In connection with the execution of the GTCR Merger Agreement, Clal Industries entered into a Voting Agreement, dated as of September 16, 2011 (the “GTCR Voting Agreement”), with Parent, pursuant to which it has agreed, subject to the terms and conditions thereof, at every meeting of the shareholders of Fundtech called, and at every postponement or adjournment thereof, to vote: (i) in favor of the approval of the GTCR Merger Agreement, the GTCR Merger and all the transactions contemplated by the GTCR Merger Agreement; and (ii) against any alternative business combination transaction. The GTCR Voting Agreement will terminate on the first to occur of (a) the termination of the GTCR Merger Agreement pursuant to Article VIII thereof, (b) the occurrence of a “Company Change of Recommendation” (as defined in the GTCR Merger Agreement) pursuant to Section 6.6(e) of the GTCR Merger Agreement or (c) the effective time of the GTCR Merger. Clal Industries has also agreed under the GTCR Voting Agreement not to transfer any of its Ordinary Shares. In connection with the execution of the GTCR Voting Agreement, Clal Industries executed and delivered to HFN Trusts Company 2010 Ltd. an irrevocable proxy solely to vote in accordance with the GTCR Voting Agreement (the “GTCR Proxy”). The GTCR Proxy will expire and terminate upon the termination of the GTCR Voting Agreement.
In addition, Clal Industries has agreed not to seek, in certain circumstances, payment for Ordinary Shares beneficially owned by it having an aggregate value not to exceed $20 million until the second business day following the effective time of the GTCR Merger, subject to a reasonable guaranty to be delivered to Clal Industries.
The foregoing summaries do not purport to be complete and are qualified in their entirety by reference to the GTCR Merger Agreement and the GTCR Voting Agreement (including the GTCR Proxy, which is attached as Exhibit A thereto), each of which is incorporated herein by reference.

☆ ☆ ☆

◆ Tasks:
1. In the summary of the Clal Industries voting agreement, what was the irrevocable proxy delivered to HFN Trusts Company 2010 Ltd. for, and what causes it to end?
2. Pick up the summary of the Clal Industries voting agreement after its last sentence and continue it.

◆ Recorded data:
☆ ☆ ☆

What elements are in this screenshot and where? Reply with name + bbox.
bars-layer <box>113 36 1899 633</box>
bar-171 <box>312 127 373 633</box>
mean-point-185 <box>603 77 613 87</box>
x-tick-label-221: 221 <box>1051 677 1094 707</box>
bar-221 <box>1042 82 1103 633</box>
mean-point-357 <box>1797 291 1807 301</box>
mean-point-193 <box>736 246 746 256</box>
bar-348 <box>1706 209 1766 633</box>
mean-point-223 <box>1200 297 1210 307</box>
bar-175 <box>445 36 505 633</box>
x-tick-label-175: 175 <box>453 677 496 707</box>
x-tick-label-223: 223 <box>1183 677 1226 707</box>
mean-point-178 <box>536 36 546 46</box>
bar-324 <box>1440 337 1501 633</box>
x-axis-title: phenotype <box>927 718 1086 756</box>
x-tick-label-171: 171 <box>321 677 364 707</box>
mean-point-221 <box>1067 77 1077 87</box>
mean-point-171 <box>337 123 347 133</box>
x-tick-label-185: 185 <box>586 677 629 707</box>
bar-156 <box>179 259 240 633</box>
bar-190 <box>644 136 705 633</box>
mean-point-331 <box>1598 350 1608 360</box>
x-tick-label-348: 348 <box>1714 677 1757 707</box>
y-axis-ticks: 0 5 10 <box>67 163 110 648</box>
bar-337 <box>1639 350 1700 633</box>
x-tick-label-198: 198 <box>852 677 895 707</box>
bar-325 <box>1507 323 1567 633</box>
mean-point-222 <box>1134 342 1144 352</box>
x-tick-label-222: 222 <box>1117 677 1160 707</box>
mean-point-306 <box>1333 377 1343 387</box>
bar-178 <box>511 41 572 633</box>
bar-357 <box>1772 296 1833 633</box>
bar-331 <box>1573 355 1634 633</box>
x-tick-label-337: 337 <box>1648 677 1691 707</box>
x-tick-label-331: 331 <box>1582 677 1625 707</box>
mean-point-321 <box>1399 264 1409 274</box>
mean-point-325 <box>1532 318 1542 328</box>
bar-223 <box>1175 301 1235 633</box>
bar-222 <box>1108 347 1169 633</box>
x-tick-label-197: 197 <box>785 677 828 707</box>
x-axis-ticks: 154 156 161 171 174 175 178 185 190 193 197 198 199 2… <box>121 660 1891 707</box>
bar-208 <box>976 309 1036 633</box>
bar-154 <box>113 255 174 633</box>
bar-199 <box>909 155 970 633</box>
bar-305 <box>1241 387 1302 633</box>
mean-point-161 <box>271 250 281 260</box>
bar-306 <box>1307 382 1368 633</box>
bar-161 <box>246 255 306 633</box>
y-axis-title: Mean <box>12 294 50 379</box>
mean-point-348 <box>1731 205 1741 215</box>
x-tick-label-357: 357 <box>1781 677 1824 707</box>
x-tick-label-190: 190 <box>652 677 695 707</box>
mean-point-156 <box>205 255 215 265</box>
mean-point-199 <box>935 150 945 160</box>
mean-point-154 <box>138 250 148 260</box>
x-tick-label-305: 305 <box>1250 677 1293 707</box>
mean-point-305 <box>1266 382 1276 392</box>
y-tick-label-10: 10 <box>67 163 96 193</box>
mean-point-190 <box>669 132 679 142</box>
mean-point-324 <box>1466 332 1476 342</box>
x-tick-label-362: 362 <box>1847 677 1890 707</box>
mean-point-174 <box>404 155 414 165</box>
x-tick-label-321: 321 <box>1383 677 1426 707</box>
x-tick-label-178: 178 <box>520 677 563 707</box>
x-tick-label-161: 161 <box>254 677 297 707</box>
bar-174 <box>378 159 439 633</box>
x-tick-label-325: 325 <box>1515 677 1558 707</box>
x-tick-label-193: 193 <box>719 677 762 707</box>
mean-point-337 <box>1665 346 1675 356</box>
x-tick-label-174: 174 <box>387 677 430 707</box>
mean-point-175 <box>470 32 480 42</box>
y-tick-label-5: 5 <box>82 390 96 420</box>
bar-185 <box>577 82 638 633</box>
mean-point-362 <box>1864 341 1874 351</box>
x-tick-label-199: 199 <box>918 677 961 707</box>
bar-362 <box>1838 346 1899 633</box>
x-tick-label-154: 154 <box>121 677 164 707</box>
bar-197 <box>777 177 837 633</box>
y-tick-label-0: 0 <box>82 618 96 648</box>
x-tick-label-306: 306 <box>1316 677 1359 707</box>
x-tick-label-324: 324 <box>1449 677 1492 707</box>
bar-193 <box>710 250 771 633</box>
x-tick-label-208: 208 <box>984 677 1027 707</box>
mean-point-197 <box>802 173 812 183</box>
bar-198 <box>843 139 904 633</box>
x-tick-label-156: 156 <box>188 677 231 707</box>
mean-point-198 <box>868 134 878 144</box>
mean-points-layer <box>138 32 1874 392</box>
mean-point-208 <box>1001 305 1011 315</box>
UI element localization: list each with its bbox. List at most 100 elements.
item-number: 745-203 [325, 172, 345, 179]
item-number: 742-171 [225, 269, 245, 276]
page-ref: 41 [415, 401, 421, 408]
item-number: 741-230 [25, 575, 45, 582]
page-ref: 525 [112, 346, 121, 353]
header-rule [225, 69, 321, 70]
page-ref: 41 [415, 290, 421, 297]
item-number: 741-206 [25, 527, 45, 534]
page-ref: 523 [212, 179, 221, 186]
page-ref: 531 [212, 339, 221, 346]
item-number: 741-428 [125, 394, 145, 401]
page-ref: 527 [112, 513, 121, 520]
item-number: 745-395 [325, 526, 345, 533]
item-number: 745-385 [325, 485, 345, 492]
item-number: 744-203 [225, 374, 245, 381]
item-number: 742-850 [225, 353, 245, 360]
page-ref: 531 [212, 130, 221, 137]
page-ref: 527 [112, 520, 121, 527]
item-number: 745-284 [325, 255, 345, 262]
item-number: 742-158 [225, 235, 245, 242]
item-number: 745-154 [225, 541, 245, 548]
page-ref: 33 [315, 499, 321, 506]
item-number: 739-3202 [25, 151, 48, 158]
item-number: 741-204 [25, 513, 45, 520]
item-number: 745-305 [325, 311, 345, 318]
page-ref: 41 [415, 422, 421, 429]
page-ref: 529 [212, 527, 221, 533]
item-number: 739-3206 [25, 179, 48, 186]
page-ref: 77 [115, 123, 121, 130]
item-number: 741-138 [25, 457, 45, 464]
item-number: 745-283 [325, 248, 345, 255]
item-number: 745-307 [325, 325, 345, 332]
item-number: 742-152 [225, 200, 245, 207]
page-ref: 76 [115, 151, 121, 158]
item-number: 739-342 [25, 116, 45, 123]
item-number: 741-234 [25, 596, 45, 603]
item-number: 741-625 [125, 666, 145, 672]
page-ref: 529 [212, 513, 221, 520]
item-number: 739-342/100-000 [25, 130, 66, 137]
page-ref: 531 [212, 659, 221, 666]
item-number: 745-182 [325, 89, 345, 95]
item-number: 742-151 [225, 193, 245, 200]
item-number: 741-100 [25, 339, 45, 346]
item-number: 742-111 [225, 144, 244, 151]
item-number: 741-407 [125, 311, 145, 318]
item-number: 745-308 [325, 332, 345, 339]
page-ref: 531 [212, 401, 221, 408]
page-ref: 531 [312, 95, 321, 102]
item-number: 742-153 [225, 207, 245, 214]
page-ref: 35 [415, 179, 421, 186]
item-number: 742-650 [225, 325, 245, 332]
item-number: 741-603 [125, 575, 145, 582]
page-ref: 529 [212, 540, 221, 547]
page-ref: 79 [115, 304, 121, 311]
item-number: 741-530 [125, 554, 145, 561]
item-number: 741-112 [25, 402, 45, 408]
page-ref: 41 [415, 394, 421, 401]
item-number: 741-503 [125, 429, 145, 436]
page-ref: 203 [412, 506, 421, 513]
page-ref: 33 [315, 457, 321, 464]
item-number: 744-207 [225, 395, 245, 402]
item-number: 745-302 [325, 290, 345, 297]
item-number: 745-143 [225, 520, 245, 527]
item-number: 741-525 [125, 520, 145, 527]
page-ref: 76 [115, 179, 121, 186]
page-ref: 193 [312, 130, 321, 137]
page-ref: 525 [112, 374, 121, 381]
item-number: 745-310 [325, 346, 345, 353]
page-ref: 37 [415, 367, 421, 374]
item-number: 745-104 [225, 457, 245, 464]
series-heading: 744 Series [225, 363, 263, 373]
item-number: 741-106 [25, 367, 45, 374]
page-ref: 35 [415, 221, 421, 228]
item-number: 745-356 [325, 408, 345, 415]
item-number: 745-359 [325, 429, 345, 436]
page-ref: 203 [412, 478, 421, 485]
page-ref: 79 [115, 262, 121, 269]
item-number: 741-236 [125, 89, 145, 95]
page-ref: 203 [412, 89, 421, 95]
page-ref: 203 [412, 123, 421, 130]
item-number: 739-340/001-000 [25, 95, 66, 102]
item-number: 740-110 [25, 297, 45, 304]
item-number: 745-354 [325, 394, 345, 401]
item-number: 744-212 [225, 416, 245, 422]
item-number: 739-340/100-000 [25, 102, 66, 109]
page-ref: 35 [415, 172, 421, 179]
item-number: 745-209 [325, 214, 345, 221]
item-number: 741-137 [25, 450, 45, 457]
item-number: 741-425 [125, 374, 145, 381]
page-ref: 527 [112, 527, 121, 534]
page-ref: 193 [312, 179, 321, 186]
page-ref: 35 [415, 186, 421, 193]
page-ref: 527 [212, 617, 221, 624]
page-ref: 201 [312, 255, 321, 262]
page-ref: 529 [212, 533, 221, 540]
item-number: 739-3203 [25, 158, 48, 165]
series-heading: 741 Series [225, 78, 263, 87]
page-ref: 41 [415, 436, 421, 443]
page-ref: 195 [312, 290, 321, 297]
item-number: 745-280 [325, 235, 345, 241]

☆ ☆ ☆

◆ Answers to the exercise:
1. The proxy was given solely to vote in accordance with the GTCR Voting Agreement. It therefore expires and terminates when that agreement terminates, which happens on the first of three events: termination of the GTCR Merger Agreement under Article VIII, a "Company Change of Recommendation" under Section 6.6(e), or the effective time of the GTCR Merger.

2.
ITEM 7. MATERIAL TO BE FILED AS EXHIBITS
Exhibit No. | Description |
| |
Exhibit A | Agreement and Plan of Merger, dated as of September 16, 2011, among US FT Parent, Inc., F.T. Israeli Mergerco Ltd. and Fundtech Ltd. (incorporated herein by reference to Exhibit 99.1 to a Report of Foreign Private Issuer on Form 6-K filed by the Issuer on September 16, 2011) |
Exhibit B | Voting Agreement, dated as of September 16, 2011, between US FT Parent, Inc. and Clal Industries and Investments Ltd. (incorporated herein by reference to Exhibit 99.2 to a Report of Foreign Private Issuer on Form 6-K filed by the Issuer on September 16, 2011) |
SIGNATURES
After reasonable inquiry and to the best of each of the undersigned’s knowledge and belief, each of the undersigned certify that the information set forth in this statement is true, complete and correct.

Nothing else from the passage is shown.